Start of Records to use
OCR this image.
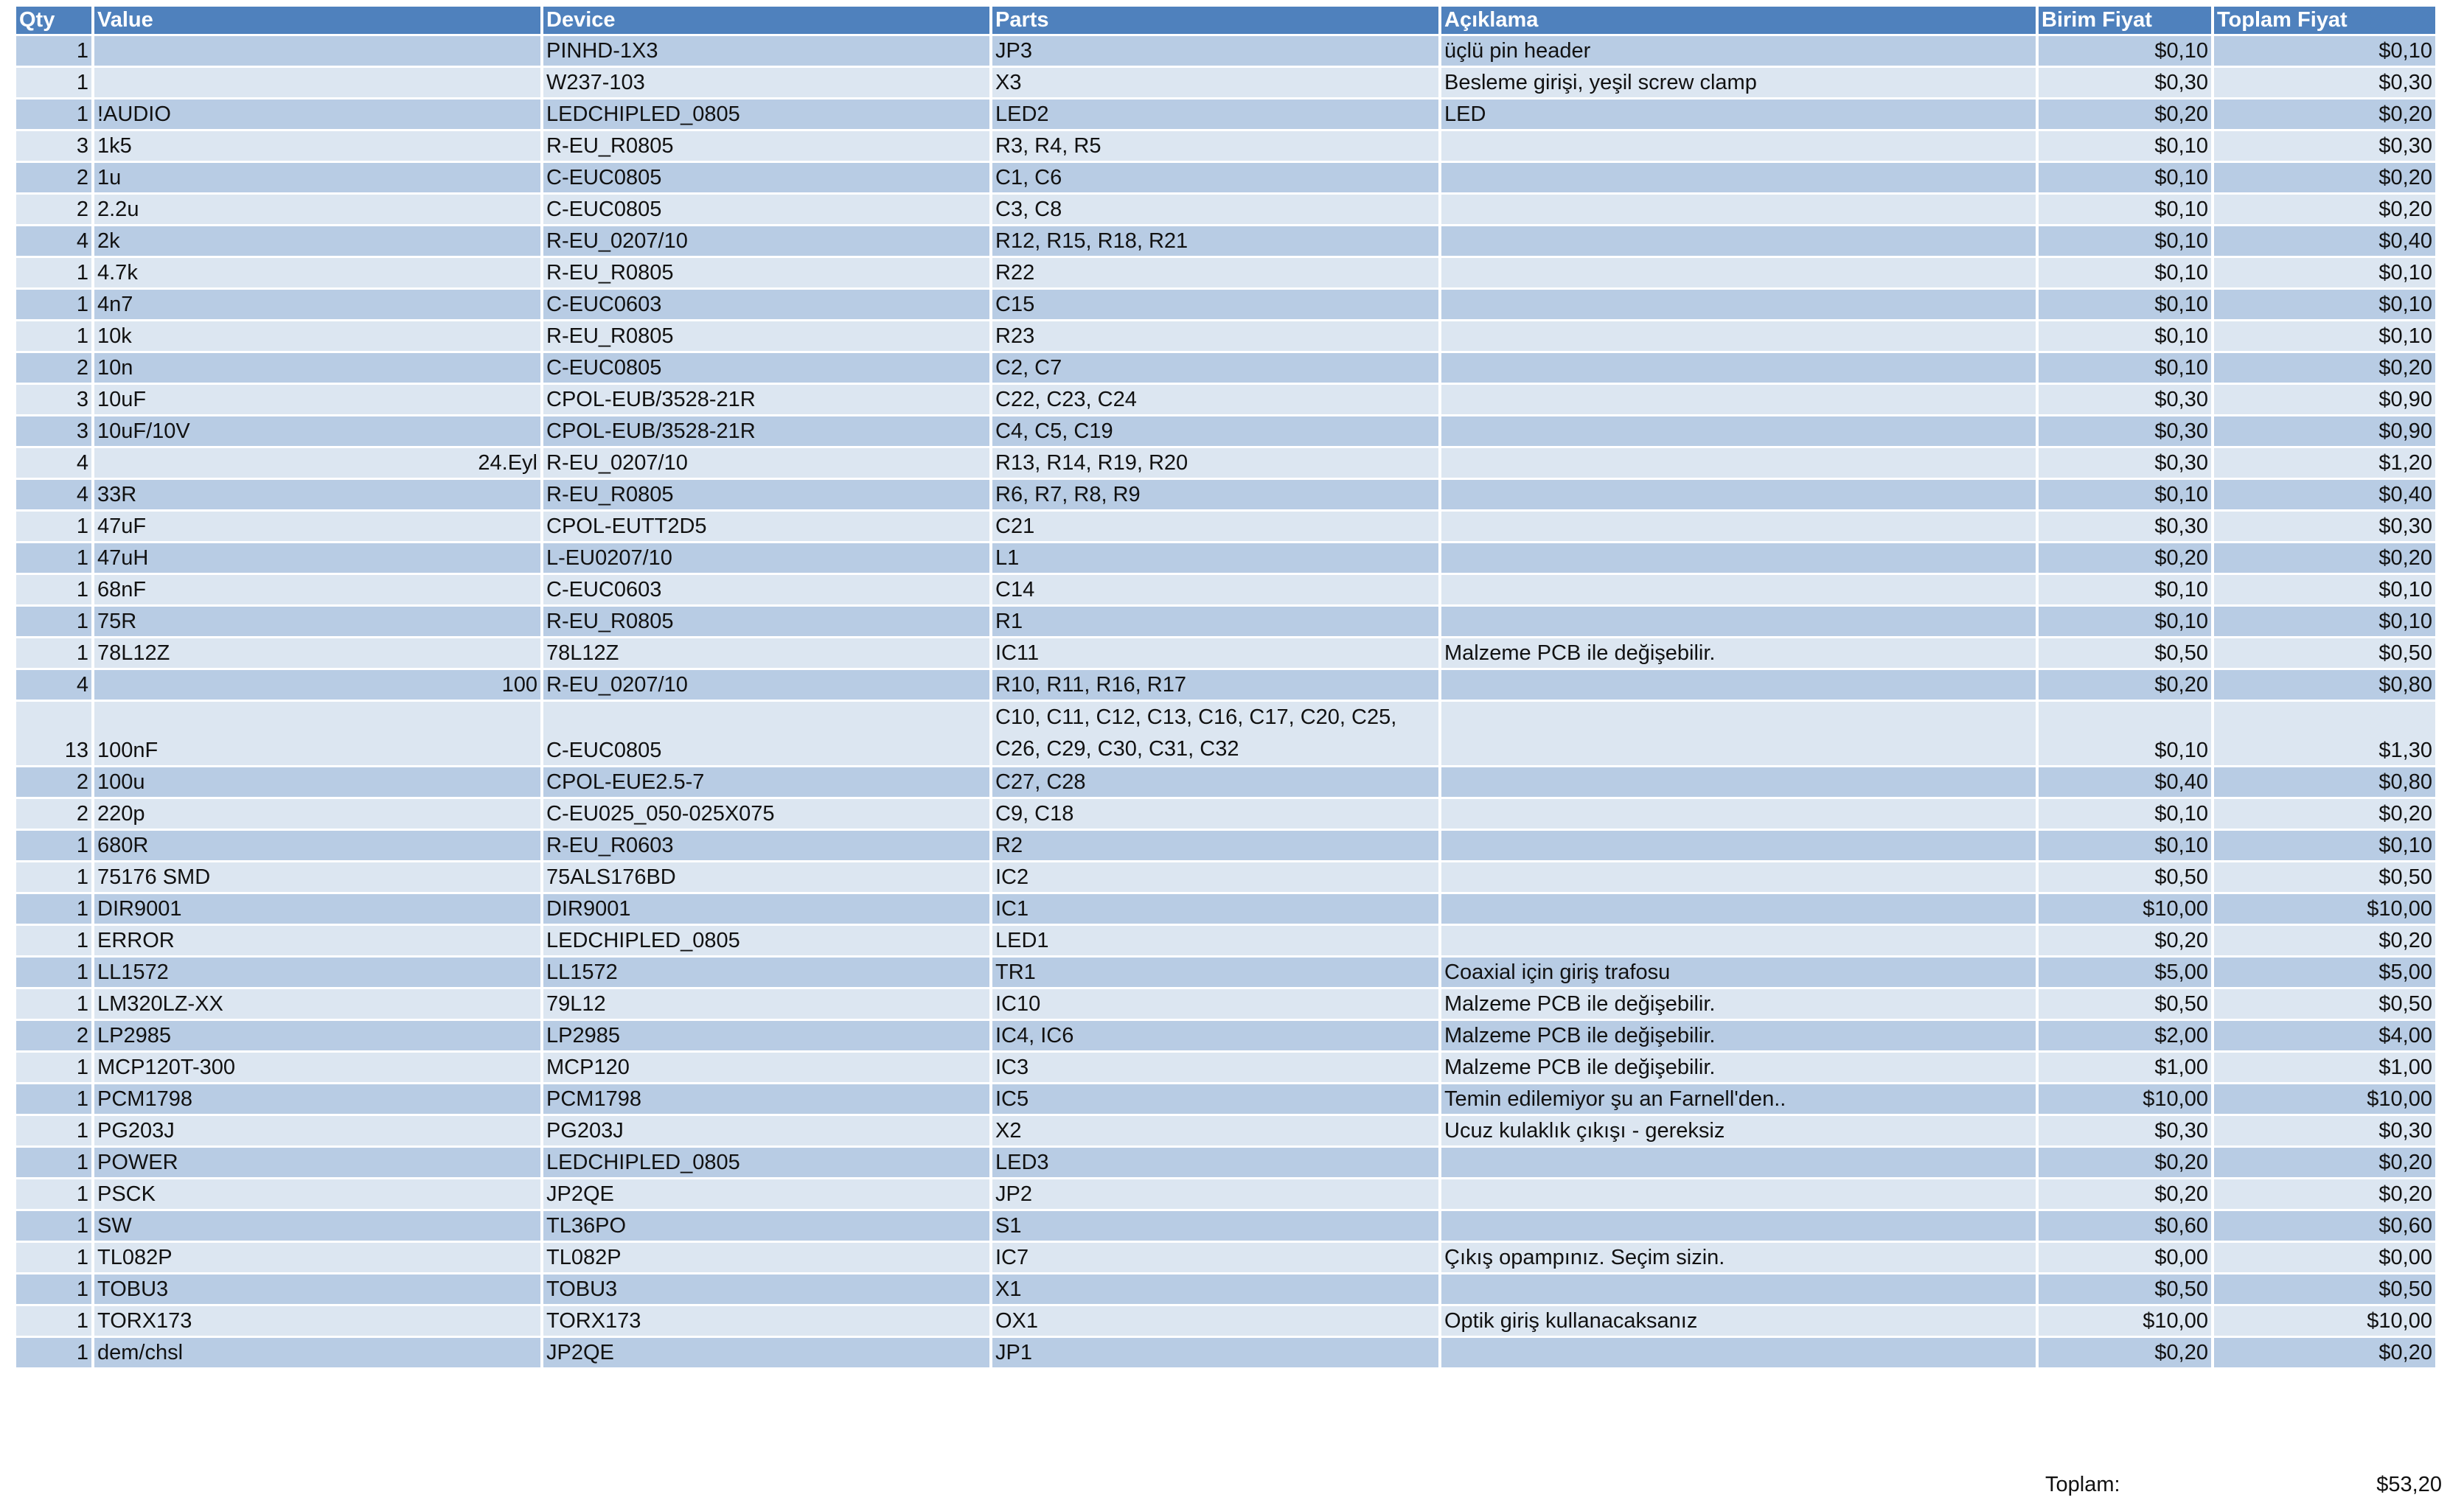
Qty	Value	Device	Parts	Açıklama	Birim Fiyat	Toplam Fiyat
1		PINHD-1X3	JP3	üçlü pin header	$0,10	$0,10
1		W237-103	X3	Besleme girişi, yeşil screw clamp	$0,30	$0,30
1	!AUDIO	LEDCHIPLED_0805	LED2	LED	$0,20	$0,20
3	1k5	R-EU_R0805	R3, R4, R5		$0,10	$0,30
2	1u	C-EUC0805	C1, C6		$0,10	$0,20
2	2.2u	C-EUC0805	C3, C8		$0,10	$0,20
4	2k	R-EU_0207/10	R12, R15, R18, R21		$0,10	$0,40
1	4.7k	R-EU_R0805	R22		$0,10	$0,10
1	4n7	C-EUC0603	C15		$0,10	$0,10
1	10k	R-EU_R0805	R23		$0,10	$0,10
2	10n	C-EUC0805	C2, C7		$0,10	$0,20
3	10uF	CPOL-EUB/3528-21R	C22, C23, C24		$0,30	$0,90
3	10uF/10V	CPOL-EUB/3528-21R	C4, C5, C19		$0,30	$0,90
4	24.Eyl	R-EU_0207/10	R13, R14, R19, R20		$0,30	$1,20
4	33R	R-EU_R0805	R6, R7, R8, R9		$0,10	$0,40
1	47uF	CPOL-EUTT2D5	C21		$0,30	$0,30
1	47uH	L-EU0207/10	L1		$0,20	$0,20
1	68nF	C-EUC0603	C14		$0,10	$0,10
1	75R	R-EU_R0805	R1		$0,10	$0,10
1	78L12Z	78L12Z	IC11	Malzeme PCB ile değişebilir.	$0,50	$0,50
4	100	R-EU_0207/10	R10, R11, R16, R17		$0,20	$0,80
13	100nF	C-EUC0805	C10, C11, C12, C13, C16, C17, C20, C25, C26, C29, C30, C31, C32		$0,10	$1,30
2	100u	CPOL-EUE2.5-7	C27, C28		$0,40	$0,80
2	220p	C-EU025_050-025X075	C9, C18		$0,10	$0,20
1	680R	R-EU_R0603	R2		$0,10	$0,10
1	75176 SMD	75ALS176BD	IC2		$0,50	$0,50
1	DIR9001	DIR9001	IC1		$10,00	$10,00
1	ERROR	LEDCHIPLED_0805	LED1		$0,20	$0,20
1	LL1572	LL1572	TR1	Coaxial için giriş trafosu	$5,00	$5,00
1	LM320LZ-XX	79L12	IC10	Malzeme PCB ile değişebilir.	$0,50	$0,50
2	LP2985	LP2985	IC4, IC6	Malzeme PCB ile değişebilir.	$2,00	$4,00
1	MCP120T-300	MCP120	IC3	Malzeme PCB ile değişebilir.	$1,00	$1,00
1	PCM1798	PCM1798	IC5	Temin edilemiyor şu an Farnell'den..	$10,00	$10,00
1	PG203J	PG203J	X2	Ucuz kulaklık çıkışı - gereksiz	$0,30	$0,30
1	POWER	LEDCHIPLED_0805	LED3		$0,20	$0,20
1	PSCK	JP2QE	JP2		$0,20	$0,20
1	SW	TL36PO	S1		$0,60	$0,60
1	TL082P	TL082P	IC7	Çıkış opampınız. Seçim sizin.	$0,00	$0,00
1	TOBU3	TOBU3	X1		$0,50	$0,50
1	TORX173	TORX173	OX1	Optik giriş kullanacaksanız	$10,00	$10,00
1	dem/chsl	JP2QE	JP1		$0,20	$0,20
Toplam:	$53,20
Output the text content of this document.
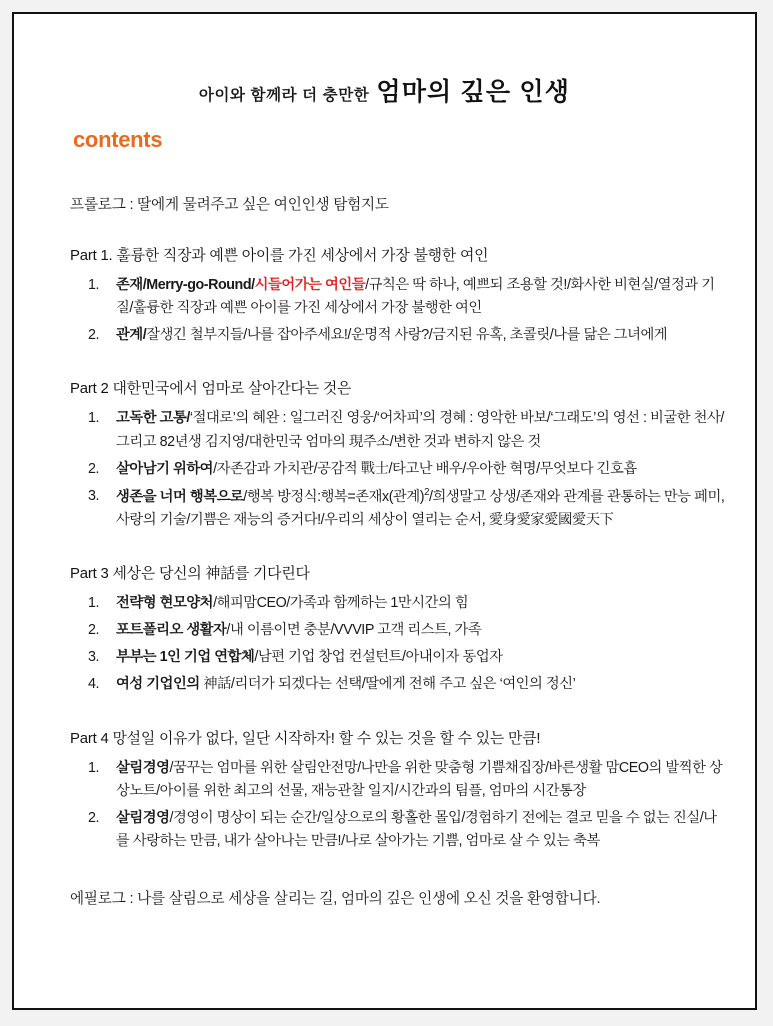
아이와 함께라 더 충만한 엄마의 깊은 인생
contents
프롤로그 : 딸에게 물려주고 싶은 여인인생 탐험지도
Part 1. 훌륭한 직장과 예쁜 아이를 가진 세상에서 가장 불행한 여인
1.	존재/Merry-go-Round/시들어가는 여인들/규칙은 딱 하나, 예쁘되 조용할 것!/화사한 비현실/열정과 기질/훌륭한 직장과 예쁜 아이를 가진 세상에서 가장 불행한 여인
2.	관계/잘생긴 철부지들/나를 잡아주세요!/운명적 사랑?/금지된 유혹, 초콜릿/나를 닮은 그녀에게
Part 2 대한민국에서 엄마로 살아간다는 것은
1.	고독한 고통/‘절대로’의 혜완 : 일그러진 영웅/‘어차피’의 경혜 : 영악한 바보/‘그래도’의 영선 : 비굴한 천사/그리고 82년생 김지영/대한민국 엄마의 現주소/변한 것과 변하지 않은 것
2.	살아남기 위하여/자존감과 가치관/공감적 戰士/타고난 배우/우아한 혁명/무엇보다 긴호흡
3.	생존을 너머 행복으로/행복 방정식:행복=존재x(관계)$^2$/희생말고 상생/존재와 관계를 관통하는 만능 페미, 사랑의 기술/기쁨은 재능의 증거다!/우리의 세상이 열리는 순서, 愛身愛家愛國愛天下
Part 3 세상은 당신의 神話를 기다린다
1.	전략형 현모양처/해피맘CEO/가족과 함께하는 1만시간의 힘
2.	포트폴리오 생활자/내 이름이면 충분/VVVIP 고객 리스트, 가족
3.	부부는 1인 기업 연합체/남편 기업 창업 컨설턴트/아내이자 동업자
4.	여성 기업인의 神話/리더가 되겠다는 선택/딸에게 전해 주고 싶은 ‘여인의 정신’
Part 4 망설일 이유가 없다, 일단 시작하자! 할 수 있는 것을 할 수 있는 만큼!
1.	살림경영/꿈꾸는 엄마를 위한 살림안전망/나만을 위한 맞춤형 기쁨채집장/바른생활 맘CEO의 발찍한 상상노트/아이를 위한 최고의 선물, 재능관찰 일지/시간과의 팀플, 엄마의 시간통장
2.	살림경영/경영이 명상이 되는 순간/일상으로의 황홀한 몰입/경험하기 전에는 결코 믿을 수 없는 진실/나를 사랑하는 만큼, 내가 살아나는 만큼!/나로 살아가는 기쁨, 엄마로 살 수 있는 축복
에필로그 : 나를 살림으로 세상을 살리는 길, 엄마의 깊은 인생에 오신 것을 환영합니다.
End of Records to use
Your copy of the data above should match it exactly, except that pictures are left out.

**Output of the task**.
OCR this image.
Qty	Value	Device	Parts	Açıklama	Birim Fiyat	Toplam Fiyat
1		PINHD-1X3	JP3	üçlü pin header	$0,10	$0,10
1		W237-103	X3	Besleme girişi, yeşil screw clamp	$0,30	$0,30
1	!AUDIO	LEDCHIPLED_0805	LED2	LED	$0,20	$0,20
3	1k5	R-EU_R0805	R3, R4, R5		$0,10	$0,30
2	1u	C-EUC0805	C1, C6		$0,10	$0,20
2	2.2u	C-EUC0805	C3, C8		$0,10	$0,20
4	2k	R-EU_0207/10	R12, R15, R18, R21		$0,10	$0,40
1	4.7k	R-EU_R0805	R22		$0,10	$0,10
1	4n7	C-EUC0603	C15		$0,10	$0,10
1	10k	R-EU_R0805	R23		$0,10	$0,10
2	10n	C-EUC0805	C2, C7		$0,10	$0,20
3	10uF	CPOL-EUB/3528-21R	C22, C23, C24		$0,30	$0,90
3	10uF/10V	CPOL-EUB/3528-21R	C4, C5, C19		$0,30	$0,90
4	24.Eyl	R-EU_0207/10	R13, R14, R19, R20		$0,30	$1,20
4	33R	R-EU_R0805	R6, R7, R8, R9		$0,10	$0,40
1	47uF	CPOL-EUTT2D5	C21		$0,30	$0,30
1	47uH	L-EU0207/10	L1		$0,20	$0,20
1	68nF	C-EUC0603	C14		$0,10	$0,10
1	75R	R-EU_R0805	R1		$0,10	$0,10
1	78L12Z	78L12Z	IC11	Malzeme PCB ile değişebilir.	$0,50	$0,50
4	100	R-EU_0207/10	R10, R11, R16, R17		$0,20	$0,80
13	100nF	C-EUC0805	C10, C11, C12, C13, C16, C17, C20, C25, C26, C29, C30, C31, C32		$0,10	$1,30
2	100u	CPOL-EUE2.5-7	C27, C28		$0,40	$0,80
2	220p	C-EU025_050-025X075	C9, C18		$0,10	$0,20
1	680R	R-EU_R0603	R2		$0,10	$0,10
1	75176 SMD	75ALS176BD	IC2		$0,50	$0,50
1	DIR9001	DIR9001	IC1		$10,00	$10,00
1	ERROR	LEDCHIPLED_0805	LED1		$0,20	$0,20
1	LL1572	LL1572	TR1	Coaxial için giriş trafosu	$5,00	$5,00
1	LM320LZ-XX	79L12	IC10	Malzeme PCB ile değişebilir.	$0,50	$0,50
2	LP2985	LP2985	IC4, IC6	Malzeme PCB ile değişebilir.	$2,00	$4,00
1	MCP120T-300	MCP120	IC3	Malzeme PCB ile değişebilir.	$1,00	$1,00
1	PCM1798	PCM1798	IC5	Temin edilemiyor şu an Farnell'den..	$10,00	$10,00
1	PG203J	PG203J	X2	Ucuz kulaklık çıkışı - gereksiz	$0,30	$0,30
1	POWER	LEDCHIPLED_0805	LED3		$0,20	$0,20
1	PSCK	JP2QE	JP2		$0,20	$0,20
1	SW	TL36PO	S1		$0,60	$0,60
1	TL082P	TL082P	IC7	Çıkış opampınız. Seçim sizin.	$0,00	$0,00
1	TOBU3	TOBU3	X1		$0,50	$0,50
1	TORX173	TORX173	OX1	Optik giriş kullanacaksanız	$10,00	$10,00
1	dem/chsl	JP2QE	JP1		$0,20	$0,20
Toplam:	$53,20
Output the text content of this document.
아이와 함께라 더 충만한 엄마의 깊은 인생
contents
프롤로그 : 딸에게 물려주고 싶은 여인인생 탐험지도
Part 1. 훌륭한 직장과 예쁜 아이를 가진 세상에서 가장 불행한 여인
1.	존재/Merry-go-Round/시들어가는 여인들/규칙은 딱 하나, 예쁘되 조용할 것!/화사한 비현실/열정과 기질/훌륭한 직장과 예쁜 아이를 가진 세상에서 가장 불행한 여인
2.	관계/잘생긴 철부지들/나를 잡아주세요!/운명적 사랑?/금지된 유혹, 초콜릿/나를 닮은 그녀에게
Part 2 대한민국에서 엄마로 살아간다는 것은
1.	고독한 고통/‘절대로’의 혜완 : 일그러진 영웅/‘어차피’의 경혜 : 영악한 바보/‘그래도’의 영선 : 비굴한 천사/그리고 82년생 김지영/대한민국 엄마의 現주소/변한 것과 변하지 않은 것
2.	살아남기 위하여/자존감과 가치관/공감적 戰士/타고난 배우/우아한 혁명/무엇보다 긴호흡
3.	생존을 너머 행복으로/행복 방정식:행복=존재x(관계)$^2$/희생말고 상생/존재와 관계를 관통하는 만능 페미, 사랑의 기술/기쁨은 재능의 증거다!/우리의 세상이 열리는 순서, 愛身愛家愛國愛天下
Part 3 세상은 당신의 神話를 기다린다
1.	전략형 현모양처/해피맘CEO/가족과 함께하는 1만시간의 힘
2.	포트폴리오 생활자/내 이름이면 충분/VVVIP 고객 리스트, 가족
3.	부부는 1인 기업 연합체/남편 기업 창업 컨설턴트/아내이자 동업자
4.	여성 기업인의 神話/리더가 되겠다는 선택/딸에게 전해 주고 싶은 ‘여인의 정신’
Part 4 망설일 이유가 없다, 일단 시작하자! 할 수 있는 것을 할 수 있는 만큼!
1.	살림경영/꿈꾸는 엄마를 위한 살림안전망/나만을 위한 맞춤형 기쁨채집장/바른생활 맘CEO의 발찍한 상상노트/아이를 위한 최고의 선물, 재능관찰 일지/시간과의 팀플, 엄마의 시간통장
2.	살림경영/경영이 명상이 되는 순간/일상으로의 황홀한 몰입/경험하기 전에는 결코 믿을 수 없는 진실/나를 사랑하는 만큼, 내가 살아나는 만큼!/나로 살아가는 기쁨, 엄마로 살 수 있는 축복
에필로그 : 나를 살림으로 세상을 살리는 길, 엄마의 깊은 인생에 오신 것을 환영합니다.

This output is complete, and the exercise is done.